**Your goal:**
Here are records with pictures in them. Copy all of them exactly and leave the pictures out.

──────── Records provided ────────

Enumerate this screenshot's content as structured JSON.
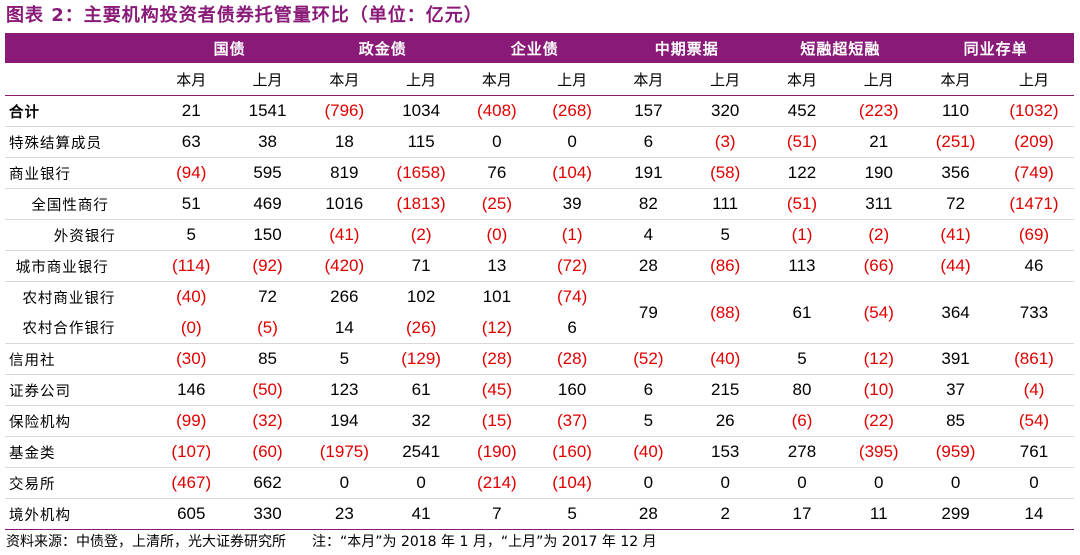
{
  "title": "图表 2：主要机构投资者债券托管量环比（单位：亿元）",
  "colors": {
    "header_bg": "#8a1a78",
    "negative": "#e00000"
  },
  "groups": [
    "国债",
    "政金债",
    "企业债",
    "中期票据",
    "短融超短融",
    "同业存单"
  ],
  "sub": [
    "本月",
    "上月"
  ],
  "rows": [
    {
      "label": "合计",
      "indent": 0,
      "bold": true,
      "cells": [
        "21",
        "1541",
        "(796)",
        "1034",
        "(408)",
        "(268)",
        "157",
        "320",
        "452",
        "(223)",
        "110",
        "(1032)"
      ]
    },
    {
      "label": "特殊结算成员",
      "indent": 0,
      "cells": [
        "63",
        "38",
        "18",
        "115",
        "0",
        "0",
        "6",
        "(3)",
        "(51)",
        "21",
        "(251)",
        "(209)"
      ]
    },
    {
      "label": "商业银行",
      "indent": 0,
      "cells": [
        "(94)",
        "595",
        "819",
        "(1658)",
        "76",
        "(104)",
        "191",
        "(58)",
        "122",
        "190",
        "356",
        "(749)"
      ]
    },
    {
      "label": "全国性商行",
      "indent": 1,
      "cells": [
        "51",
        "469",
        "1016",
        "(1813)",
        "(25)",
        "39",
        "82",
        "111",
        "(51)",
        "311",
        "72",
        "(1471)"
      ]
    },
    {
      "label": "外资银行",
      "indent": 2,
      "cells": [
        "5",
        "150",
        "(41)",
        "(2)",
        "(0)",
        "(1)",
        "4",
        "5",
        "(1)",
        "(2)",
        "(41)",
        "(69)"
      ]
    },
    {
      "label": "城市商业银行",
      "indent": 0.3,
      "cells": [
        "(114)",
        "(92)",
        "(420)",
        "71",
        "13",
        "(72)",
        "28",
        "(86)",
        "113",
        "(66)",
        "(44)",
        "46"
      ]
    },
    {
      "label": "农村商业银行",
      "indent": 0.6,
      "cells": [
        "(40)",
        "72",
        "266",
        "102",
        "101",
        "(74)"
      ],
      "merged": [
        "79",
        "(88)",
        "61",
        "(54)",
        "364",
        "733"
      ]
    },
    {
      "label": "农村合作银行",
      "indent": 0.6,
      "cells": [
        "(0)",
        "(5)",
        "14",
        "(26)",
        "(12)",
        "6"
      ]
    },
    {
      "label": "信用社",
      "indent": 0,
      "cells": [
        "(30)",
        "85",
        "5",
        "(129)",
        "(28)",
        "(28)",
        "(52)",
        "(40)",
        "5",
        "(12)",
        "391",
        "(861)"
      ]
    },
    {
      "label": "证券公司",
      "indent": 0,
      "cells": [
        "146",
        "(50)",
        "123",
        "61",
        "(45)",
        "160",
        "6",
        "215",
        "80",
        "(10)",
        "37",
        "(4)"
      ]
    },
    {
      "label": "保险机构",
      "indent": 0,
      "cells": [
        "(99)",
        "(32)",
        "194",
        "32",
        "(15)",
        "(37)",
        "5",
        "26",
        "(6)",
        "(22)",
        "85",
        "(54)"
      ]
    },
    {
      "label": "基金类",
      "indent": 0,
      "cells": [
        "(107)",
        "(60)",
        "(1975)",
        "2541",
        "(190)",
        "(160)",
        "(40)",
        "153",
        "278",
        "(395)",
        "(959)",
        "761"
      ]
    },
    {
      "label": "交易所",
      "indent": 0,
      "cells": [
        "(467)",
        "662",
        "0",
        "0",
        "(214)",
        "(104)",
        "0",
        "0",
        "0",
        "0",
        "0",
        "0"
      ]
    },
    {
      "label": "境外机构",
      "indent": 0,
      "cells": [
        "605",
        "330",
        "23",
        "41",
        "7",
        "5",
        "28",
        "2",
        "17",
        "11",
        "299",
        "14"
      ]
    }
  ],
  "footer": {
    "source": "资料来源：中债登，上清所，光大证券研究所",
    "note": "注：“本月”为 2018 年 1 月，“上月”为 2017 年 12 月"
  }
}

────────

**Reply to the exercise:**
Enumerate this screenshot's content as structured JSON.
{
  "title": "图表 2：主要机构投资者债券托管量环比（单位：亿元）",
  "colors": {
    "header_bg": "#8a1a78",
    "negative": "#e00000"
  },
  "groups": [
    "国债",
    "政金债",
    "企业债",
    "中期票据",
    "短融超短融",
    "同业存单"
  ],
  "sub": [
    "本月",
    "上月"
  ],
  "rows": [
    {
      "label": "合计",
      "indent": 0,
      "bold": true,
      "cells": [
        "21",
        "1541",
        "(796)",
        "1034",
        "(408)",
        "(268)",
        "157",
        "320",
        "452",
        "(223)",
        "110",
        "(1032)"
      ]
    },
    {
      "label": "特殊结算成员",
      "indent": 0,
      "cells": [
        "63",
        "38",
        "18",
        "115",
        "0",
        "0",
        "6",
        "(3)",
        "(51)",
        "21",
        "(251)",
        "(209)"
      ]
    },
    {
      "label": "商业银行",
      "indent": 0,
      "cells": [
        "(94)",
        "595",
        "819",
        "(1658)",
        "76",
        "(104)",
        "191",
        "(58)",
        "122",
        "190",
        "356",
        "(749)"
      ]
    },
    {
      "label": "全国性商行",
      "indent": 1,
      "cells": [
        "51",
        "469",
        "1016",
        "(1813)",
        "(25)",
        "39",
        "82",
        "111",
        "(51)",
        "311",
        "72",
        "(1471)"
      ]
    },
    {
      "label": "外资银行",
      "indent": 2,
      "cells": [
        "5",
        "150",
        "(41)",
        "(2)",
        "(0)",
        "(1)",
        "4",
        "5",
        "(1)",
        "(2)",
        "(41)",
        "(69)"
      ]
    },
    {
      "label": "城市商业银行",
      "indent": 0.3,
      "cells": [
        "(114)",
        "(92)",
        "(420)",
        "71",
        "13",
        "(72)",
        "28",
        "(86)",
        "113",
        "(66)",
        "(44)",
        "46"
      ]
    },
    {
      "label": "农村商业银行",
      "indent": 0.6,
      "cells": [
        "(40)",
        "72",
        "266",
        "102",
        "101",
        "(74)"
      ],
      "merged": [
        "79",
        "(88)",
        "61",
        "(54)",
        "364",
        "733"
      ]
    },
    {
      "label": "农村合作银行",
      "indent": 0.6,
      "cells": [
        "(0)",
        "(5)",
        "14",
        "(26)",
        "(12)",
        "6"
      ]
    },
    {
      "label": "信用社",
      "indent": 0,
      "cells": [
        "(30)",
        "85",
        "5",
        "(129)",
        "(28)",
        "(28)",
        "(52)",
        "(40)",
        "5",
        "(12)",
        "391",
        "(861)"
      ]
    },
    {
      "label": "证券公司",
      "indent": 0,
      "cells": [
        "146",
        "(50)",
        "123",
        "61",
        "(45)",
        "160",
        "6",
        "215",
        "80",
        "(10)",
        "37",
        "(4)"
      ]
    },
    {
      "label": "保险机构",
      "indent": 0,
      "cells": [
        "(99)",
        "(32)",
        "194",
        "32",
        "(15)",
        "(37)",
        "5",
        "26",
        "(6)",
        "(22)",
        "85",
        "(54)"
      ]
    },
    {
      "label": "基金类",
      "indent": 0,
      "cells": [
        "(107)",
        "(60)",
        "(1975)",
        "2541",
        "(190)",
        "(160)",
        "(40)",
        "153",
        "278",
        "(395)",
        "(959)",
        "761"
      ]
    },
    {
      "label": "交易所",
      "indent": 0,
      "cells": [
        "(467)",
        "662",
        "0",
        "0",
        "(214)",
        "(104)",
        "0",
        "0",
        "0",
        "0",
        "0",
        "0"
      ]
    },
    {
      "label": "境外机构",
      "indent": 0,
      "cells": [
        "605",
        "330",
        "23",
        "41",
        "7",
        "5",
        "28",
        "2",
        "17",
        "11",
        "299",
        "14"
      ]
    }
  ],
  "footer": {
    "source": "资料来源：中债登，上清所，光大证券研究所",
    "note": "注：“本月”为 2018 年 1 月，“上月”为 2017 年 12 月"
  }
}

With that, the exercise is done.